**Supplied text**

Column

How Common Core serves white folks a sliver of the black experience

Photo of Andre Perry

Degree of  Interest

In this Feb. 12, 2015 photo, Marquez Allen, age 12, reads test questions on a laptop computer during in a trial run of a new state assessment test at Annapolis Middle School in Annapolis, Md. The new test, which is scheduled to go into use March 2, 2015, is linked to the Common Core standards, which Maryland adopted in 2010 under the federal No Child Left Behind law, and serves as criteria for students in math and reading.

In this Feb. 12, 2015 photo, Marquez Allen, age 12, reads test questions on a laptop computer during in a trial run of a new state assessment test at Annapolis Middle School in Annapolis, Md. The new test, which is scheduled to go into use March 2, 2015, is linked to the Common Core standards, which Maryland adopted in 2010 under the federal No Child Left Behind law, and serves as criteria for students in math and reading.

The sky hasn’t fallen and the Constitution is still in place, even though most children are taking Common Core tests.

But it’s not a moment to celebrate either.

In Louisiana, administering the first phase of tests aligned with the new state standards to 99 percent of eligible students isn’t exactly like the Freedmen’s Bureau coming to save formerly enslaved blacks. It’s not even saving students from the Tea Party (they’re still complaining about the tests).

Relax. Take it from black and brown children who are used to being tested. Students will overcome. However, privileged adults who aren’t used to being tested may never stop crying.

Related: What this spring’s common core tests promised, and what they will actually deliver

This curriculum debate will soon taper off, chiefly because Common Core isn’t what’s failing students or teachers. Standards do not threaten the Constitution. However, something radical is happening. Common Core is serving white folks a sliver of the black experience.

I simply can’t manufacture the passion for or against curricula reboots or changes that eventually must happen. I’m sure there’s someone still lobbying for Home Economics as a required course, but gladly most have progressed. The researcher in me can’t argue against wanting a better means to measure educational performance nationwide. However, having the ability to compare performances among groups hasn’t brought educational justice to black and brown students. Still, I know that kids overcome.

I didn’t like how the usual suspects profited politically and financially from the development of the tests – someone other than poor folk usually do. I got a bigger chuckle from ideas of a federal overreach than money-grab claims – but only slightly bigger. I’m trying to remember a time when a cabal of individuals and companies didn’t profit from education reform.

Related: How compatible are Common Core and technology?

Reporting on the backlash against Common Core seems to be more dramatic than the resistance and rollout, which has been tepid. Hechinger reported, “[o] f the original 26 states that signed up for [Partnership for the Assessment of Readiness for College and Careers], just 11 plus Washington, D.C. are giving the test. Of the original 31 signed up for Smarter Balanced, only 18 are still on board.”

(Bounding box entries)
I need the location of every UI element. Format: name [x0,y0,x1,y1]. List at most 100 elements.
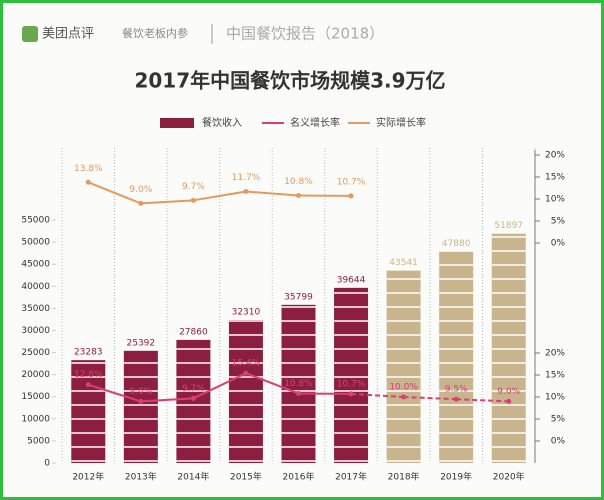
y2-tick-label: 0% [551,437,566,447]
bar-value-label: 51897 [494,221,523,231]
point [85,382,91,388]
point [243,189,249,195]
brand: 美团点评 [42,27,94,42]
bar-stripes [491,233,526,463]
point-label: 10.8% [284,177,313,187]
legend-label: 餐饮收入 [202,116,242,129]
y2-tick-label: 5% [551,415,566,425]
y-tick-label: 35000 [21,304,50,314]
line-segment [456,398,509,403]
point-label: 9.0% [129,185,152,195]
line-segment [140,199,194,205]
x-tick-label: 2019年 [440,471,472,483]
point [348,193,354,199]
point-label: 9.0% [497,387,520,397]
y2-tick-label: 10% [545,393,565,403]
x-tick-label: 2013年 [125,471,157,483]
y-tick-label: 20000 [21,370,50,380]
point [190,197,196,203]
point-label: 9.5% [445,385,468,395]
line-segment [350,392,404,398]
bar-stripes [71,360,106,463]
point-label: 10.8% [284,379,313,389]
y2-tick-label: 15% [545,173,565,183]
line-segment [193,190,247,202]
point [401,394,407,400]
bar-value-label: 27860 [179,327,208,337]
bar-stripes [281,304,316,463]
point-label: 15.4% [232,359,261,369]
point [506,398,512,404]
line-segment [403,396,457,401]
x-tick-label: 2016年 [283,471,315,483]
x-tick-label: 2012年 [72,471,104,483]
bar-value-label: 32310 [232,308,261,318]
x-tick-label: 2014年 [177,471,209,483]
y-tick-label: 30000 [21,326,50,336]
partner: 餐饮老板内参 [122,26,188,40]
line-segment [245,372,299,395]
point [243,370,249,376]
point [296,390,301,396]
x-tick-label: 2017年 [335,471,367,483]
chart-title: 2017年中国餐饮市场规模3.9万亿 [134,69,445,93]
line-segment [87,181,142,205]
y-tick-label: 45000 [21,260,50,270]
line-segment [140,397,194,403]
point [190,395,196,401]
y2-tick-label: 15% [545,371,565,381]
legend-label: 名义增长率 [290,116,340,129]
point [138,200,144,206]
point-label: 13.8% [74,164,103,174]
y-tick-label: 40000 [21,282,50,292]
bar-stripes [334,287,369,463]
y2-tick-label: 0% [551,239,566,249]
x-tick-label: 2020年 [493,471,525,483]
y-tick-label: 0 [44,459,50,469]
y-tick-label: 10000 [21,414,50,424]
bar-stripes [439,251,474,463]
bar-value-label: 23283 [74,348,103,358]
y-tick-label: 25000 [21,348,50,358]
point-label: 10.7% [337,379,366,389]
y-tick-label: 50000 [21,238,50,248]
bar-stripes [386,270,421,463]
point-label: 9.7% [182,384,205,394]
logo [22,26,38,42]
bar-value-label: 47880 [442,239,471,249]
y-tick-label: 5000 [27,436,50,446]
legend-label: 实际增长率 [376,116,426,129]
point-label: 10.7% [337,177,366,187]
y2-tick-label: 20% [545,349,565,359]
y2-tick-label: 20% [545,151,565,161]
y2-tick-label: 5% [551,217,566,227]
point-label: 11.7% [232,173,261,183]
point-label: 12.8% [74,370,103,380]
point-label: 9.0% [129,387,152,397]
line-segment [245,190,299,197]
line-segment [192,372,247,400]
legend-swatch [160,118,194,128]
point-label: 9.7% [182,182,205,192]
y-tick-label: 15000 [21,392,50,402]
point-label: 10.0% [389,383,418,393]
bar-value-label: 25392 [127,338,156,348]
bar-value-label: 39644 [337,275,366,285]
x-tick-label: 2018年 [388,471,420,483]
bar-value-label: 35799 [284,292,313,302]
bar-stripes [123,350,158,463]
y2-tick-label: 10% [545,195,565,205]
line-segment [87,383,142,403]
point [138,398,144,404]
point [85,179,91,185]
point [296,192,301,198]
point [348,391,354,397]
y-tick-label: 55000 [21,216,50,226]
bar-value-label: 43541 [389,258,418,268]
x-tick-label: 2015年 [230,471,262,483]
bar-stripes [228,320,263,463]
report: 中国餐饮报告（2018） [226,25,384,43]
point [453,396,459,402]
bar-stripes [176,339,211,463]
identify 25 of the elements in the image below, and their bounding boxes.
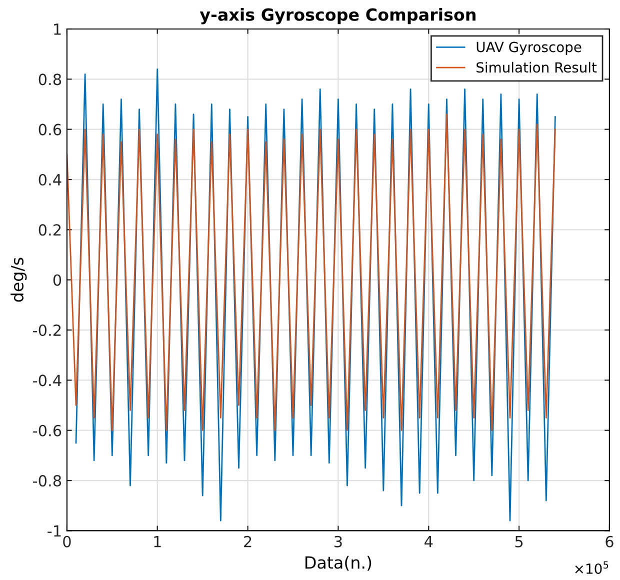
x-tick-label: 0: [63, 536, 71, 548]
y-tick-label: 1: [54, 24, 61, 35]
y-tick-label: 0: [53, 274, 62, 286]
text: ×10$^{5}$: [575, 561, 608, 574]
legend-label: UAV Gyroscope: [476, 42, 582, 55]
chart-title: y-axis Gyroscope Comparison: [200, 8, 476, 24]
x-tick-label: 4: [424, 536, 433, 548]
line-series: [66, 114, 556, 432]
x-tick-label: 3: [334, 536, 342, 548]
y-tick-label: 0.2: [38, 224, 61, 236]
x-tick-label: 1: [154, 536, 161, 548]
x-tick-label: 5: [515, 536, 523, 548]
legend-label: Simulation Result: [476, 62, 597, 73]
y-tick-label: -0.8: [33, 474, 62, 487]
y-tick-label: 0.4: [38, 174, 62, 186]
x-axis-title: Data(n.): [306, 556, 372, 571]
y-tick-label: -0.4: [33, 374, 62, 386]
y-tick-label: 0.6: [38, 124, 62, 136]
y-axis-title: deg/s: [10, 258, 27, 302]
x-tick-label: 2: [244, 536, 252, 548]
x-tick-label: 6: [606, 536, 614, 548]
y-tick-label: -0.6: [33, 424, 62, 436]
y-tick-label: 0.8: [38, 74, 62, 86]
y-tick-label: -0.2: [33, 324, 61, 336]
y-tick-label: -1: [48, 525, 61, 537]
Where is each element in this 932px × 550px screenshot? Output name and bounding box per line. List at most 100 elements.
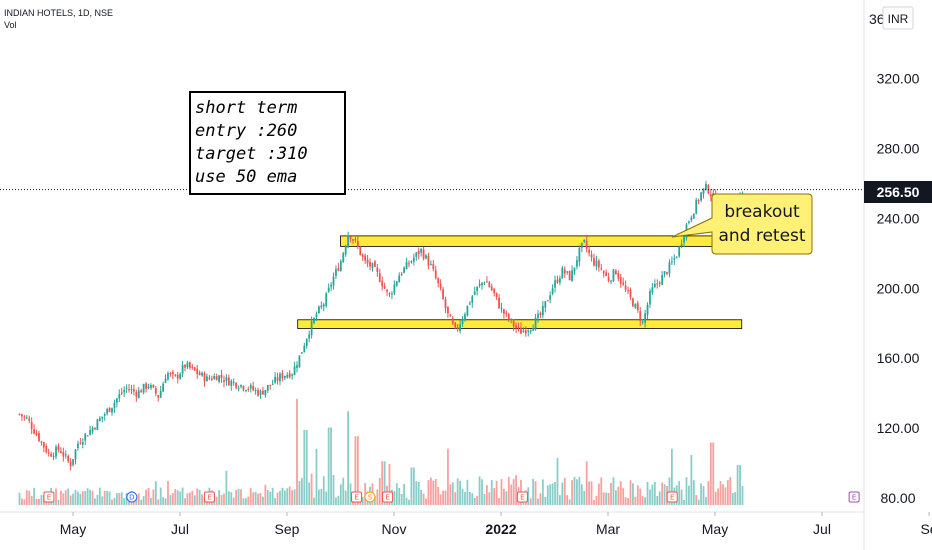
volume-bar-115 [298,481,301,505]
candle-72 [193,366,196,372]
candle-29 [89,425,91,436]
candle-268 [670,256,673,265]
candle-272 [680,239,683,249]
event-marker-6[interactable]: E [516,491,528,503]
last-price-value: 256.50 [877,184,920,200]
candle-74 [198,370,201,376]
time-tick-0: May [60,521,86,537]
candle-247 [619,273,622,288]
candle-51 [142,383,145,395]
time-axis[interactable]: May Jul Sep Nov 2022 Mar May Jul Se [60,512,932,537]
candle-112 [291,373,294,380]
volume-bar-168 [427,480,430,505]
candle-257 [644,309,647,328]
candle-140 [359,246,362,256]
volume-bar-103 [269,491,272,505]
candle-242 [607,272,610,283]
candle-226 [568,270,571,281]
volume-bar-245 [614,490,617,505]
candle-110 [286,372,289,379]
candle-267 [668,259,671,278]
resistance-zone[interactable] [340,235,740,247]
volume-bar-272 [680,489,683,505]
volume-bar-249 [624,497,627,505]
volume-bar-252 [632,483,634,505]
candle-243 [610,279,612,285]
candle-35 [103,412,106,421]
candle-266 [666,271,668,276]
candle-131 [337,262,340,272]
volume-bar-182 [461,488,464,505]
candle-4 [28,415,31,424]
volume-bar-7 [35,498,38,505]
candle-202 [510,318,513,324]
candle-101 [264,389,267,398]
candle-52 [145,382,147,393]
volume-bar-198 [500,479,503,505]
volume-bar-70 [188,492,191,505]
support-zone[interactable] [297,319,743,329]
volume-bar-165 [420,490,423,505]
candle-149 [381,276,384,291]
candle-87 [230,379,233,391]
candle-142 [364,253,367,265]
callout-line-2: and retest [718,226,805,246]
volume-bar-260 [651,484,654,505]
candle-161 [410,260,413,264]
volume-bar-27 [84,491,87,505]
event-marker-1[interactable]: D [126,491,138,503]
volume-bar-101 [264,484,267,505]
candle-54 [150,383,152,391]
candle-246 [617,270,620,282]
volume-bar-196 [495,480,498,505]
volume-bar-81 [215,496,218,505]
consolidation-zones[interactable] [297,235,743,329]
candle-153 [391,291,393,300]
candle-38 [111,407,113,416]
volume-bar-253 [634,496,637,505]
future-event-marker-0[interactable]: E [848,491,860,503]
event-marker-7[interactable]: E [666,491,678,503]
candle-118 [305,338,308,349]
volume-bar-171 [434,478,437,505]
volume-bar-232 [583,490,586,505]
candle-90 [237,385,240,392]
volume-bar-104 [271,487,274,505]
event-marker-5[interactable]: E [382,491,394,503]
price-axis[interactable]: 80.00 120.00 160.00 200.00 240.00 280.00 320.0… [877,71,920,506]
event-marker-0[interactable]: E [43,491,55,503]
candle-264 [661,271,664,286]
candle-71 [191,364,194,370]
trade-note[interactable]: short term entry :260 target :310 use 50… [189,91,346,195]
volume-bar-31 [94,498,96,505]
time-tick-2: Sep [275,521,300,537]
volume-bar-28 [86,488,89,505]
event-marker-4[interactable]: S [364,491,376,503]
volume-bar-242 [607,493,610,505]
candle-212 [534,314,537,331]
candle-83 [220,369,223,383]
volume-bar-15 [55,488,57,505]
volume-bar-212 [534,481,537,505]
volume-bar-90 [237,488,240,505]
candle-178 [451,315,454,326]
candle-170 [432,259,435,272]
volume-bar-271 [678,481,681,505]
currency-badge[interactable]: INR [882,6,914,30]
candle-203 [512,319,515,331]
volume-bar-75 [201,494,203,505]
candle-163 [415,251,418,261]
volume-bar-296 [739,465,741,505]
candle-216 [544,301,547,313]
breakout-callout[interactable]: breakout and retest [671,193,813,255]
volume-bar-89 [235,489,238,505]
event-marker-3[interactable]: E [351,491,363,503]
candle-215 [541,300,544,319]
volume-bar-211 [532,478,535,505]
volume-bar-25 [79,493,82,505]
event-marker-2[interactable]: E [203,491,215,503]
candle-271 [678,245,681,258]
volume-bar-185 [468,492,471,505]
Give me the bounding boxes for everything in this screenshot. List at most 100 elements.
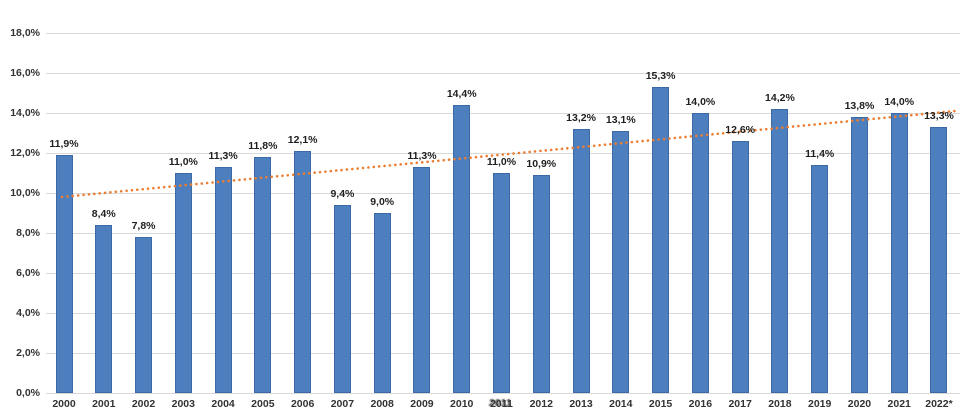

**What you will do**
Update the part of the Common Core column that opens with the words containing "I didn’t like" and closes with "from education reform.", replacing "cabal" with "network" throughout.

**Expected answer**
I didn’t like how the usual suspects profited politically and financially from the development of the tests – someone other than poor folk usually do. I got a bigger chuckle from ideas of a federal overreach than money-grab claims – but only slightly bigger. I’m trying to remember a time when a network of individuals and companies didn’t profit from education reform.